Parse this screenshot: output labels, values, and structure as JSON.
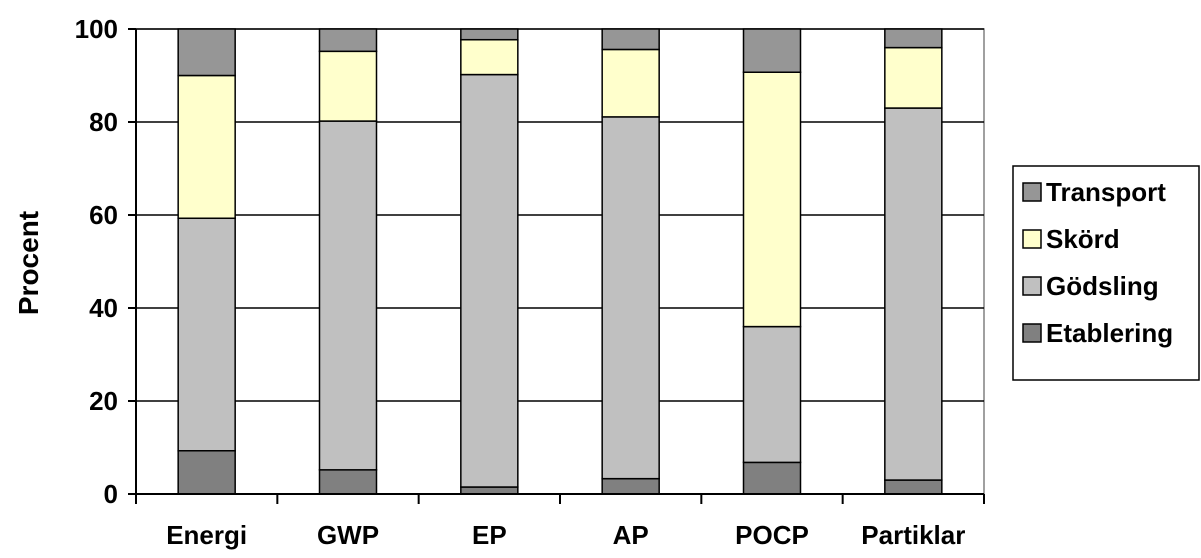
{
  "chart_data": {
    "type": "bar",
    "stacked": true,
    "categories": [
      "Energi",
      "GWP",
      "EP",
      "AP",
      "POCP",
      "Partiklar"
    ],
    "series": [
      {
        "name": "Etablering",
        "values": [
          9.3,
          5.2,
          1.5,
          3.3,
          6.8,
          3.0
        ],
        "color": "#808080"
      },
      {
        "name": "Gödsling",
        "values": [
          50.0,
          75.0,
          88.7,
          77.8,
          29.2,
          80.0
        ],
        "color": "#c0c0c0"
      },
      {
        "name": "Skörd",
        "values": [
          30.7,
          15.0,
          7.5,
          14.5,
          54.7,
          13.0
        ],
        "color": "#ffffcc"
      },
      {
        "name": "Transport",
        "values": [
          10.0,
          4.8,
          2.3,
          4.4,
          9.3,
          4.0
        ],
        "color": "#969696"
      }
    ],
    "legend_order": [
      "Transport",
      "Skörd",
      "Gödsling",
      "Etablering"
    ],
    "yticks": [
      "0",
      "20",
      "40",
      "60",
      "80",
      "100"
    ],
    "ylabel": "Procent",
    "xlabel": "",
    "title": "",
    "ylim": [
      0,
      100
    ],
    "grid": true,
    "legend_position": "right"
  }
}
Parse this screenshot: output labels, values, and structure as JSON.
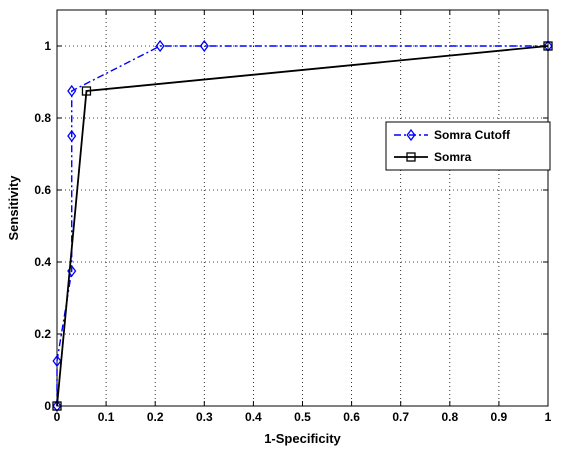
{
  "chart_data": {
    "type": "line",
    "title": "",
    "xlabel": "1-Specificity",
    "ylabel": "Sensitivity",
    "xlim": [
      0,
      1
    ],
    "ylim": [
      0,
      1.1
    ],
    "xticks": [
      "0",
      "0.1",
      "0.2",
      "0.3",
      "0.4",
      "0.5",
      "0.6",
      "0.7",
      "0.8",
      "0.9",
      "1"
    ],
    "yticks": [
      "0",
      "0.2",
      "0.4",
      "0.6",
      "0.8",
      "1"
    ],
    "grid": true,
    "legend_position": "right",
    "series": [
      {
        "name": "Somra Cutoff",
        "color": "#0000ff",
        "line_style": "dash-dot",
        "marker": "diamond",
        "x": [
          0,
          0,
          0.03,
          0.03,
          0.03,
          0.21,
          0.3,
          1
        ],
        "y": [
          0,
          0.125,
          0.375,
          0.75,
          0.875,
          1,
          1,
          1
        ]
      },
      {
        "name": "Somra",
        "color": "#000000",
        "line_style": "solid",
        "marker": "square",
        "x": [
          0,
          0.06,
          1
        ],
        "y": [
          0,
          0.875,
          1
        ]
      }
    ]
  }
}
================================
## PROMPT:
All of the data above should be quoted exactly, except for the pictures.

## TASK OUTPUT:
Parse this screenshot: output labels, values, and structure as JSON.
{
  "chart_data": {
    "type": "bar",
    "stacked": true,
    "categories": [
      "Energi",
      "GWP",
      "EP",
      "AP",
      "POCP",
      "Partiklar"
    ],
    "series": [
      {
        "name": "Etablering",
        "values": [
          9.3,
          5.2,
          1.5,
          3.3,
          6.8,
          3.0
        ],
        "color": "#808080"
      },
      {
        "name": "Gödsling",
        "values": [
          50.0,
          75.0,
          88.7,
          77.8,
          29.2,
          80.0
        ],
        "color": "#c0c0c0"
      },
      {
        "name": "Skörd",
        "values": [
          30.7,
          15.0,
          7.5,
          14.5,
          54.7,
          13.0
        ],
        "color": "#ffffcc"
      },
      {
        "name": "Transport",
        "values": [
          10.0,
          4.8,
          2.3,
          4.4,
          9.3,
          4.0
        ],
        "color": "#969696"
      }
    ],
    "legend_order": [
      "Transport",
      "Skörd",
      "Gödsling",
      "Etablering"
    ],
    "yticks": [
      "0",
      "20",
      "40",
      "60",
      "80",
      "100"
    ],
    "ylabel": "Procent",
    "xlabel": "",
    "title": "",
    "ylim": [
      0,
      100
    ],
    "grid": true,
    "legend_position": "right"
  }
}
Parse this screenshot: output labels, values, and structure as JSON.
{
  "chart_data": {
    "type": "line",
    "title": "",
    "xlabel": "1-Specificity",
    "ylabel": "Sensitivity",
    "xlim": [
      0,
      1
    ],
    "ylim": [
      0,
      1.1
    ],
    "xticks": [
      "0",
      "0.1",
      "0.2",
      "0.3",
      "0.4",
      "0.5",
      "0.6",
      "0.7",
      "0.8",
      "0.9",
      "1"
    ],
    "yticks": [
      "0",
      "0.2",
      "0.4",
      "0.6",
      "0.8",
      "1"
    ],
    "grid": true,
    "legend_position": "right",
    "series": [
      {
        "name": "Somra Cutoff",
        "color": "#0000ff",
        "line_style": "dash-dot",
        "marker": "diamond",
        "x": [
          0,
          0,
          0.03,
          0.03,
          0.03,
          0.21,
          0.3,
          1
        ],
        "y": [
          0,
          0.125,
          0.375,
          0.75,
          0.875,
          1,
          1,
          1
        ]
      },
      {
        "name": "Somra",
        "color": "#000000",
        "line_style": "solid",
        "marker": "square",
        "x": [
          0,
          0.06,
          1
        ],
        "y": [
          0,
          0.875,
          1
        ]
      }
    ]
  }
}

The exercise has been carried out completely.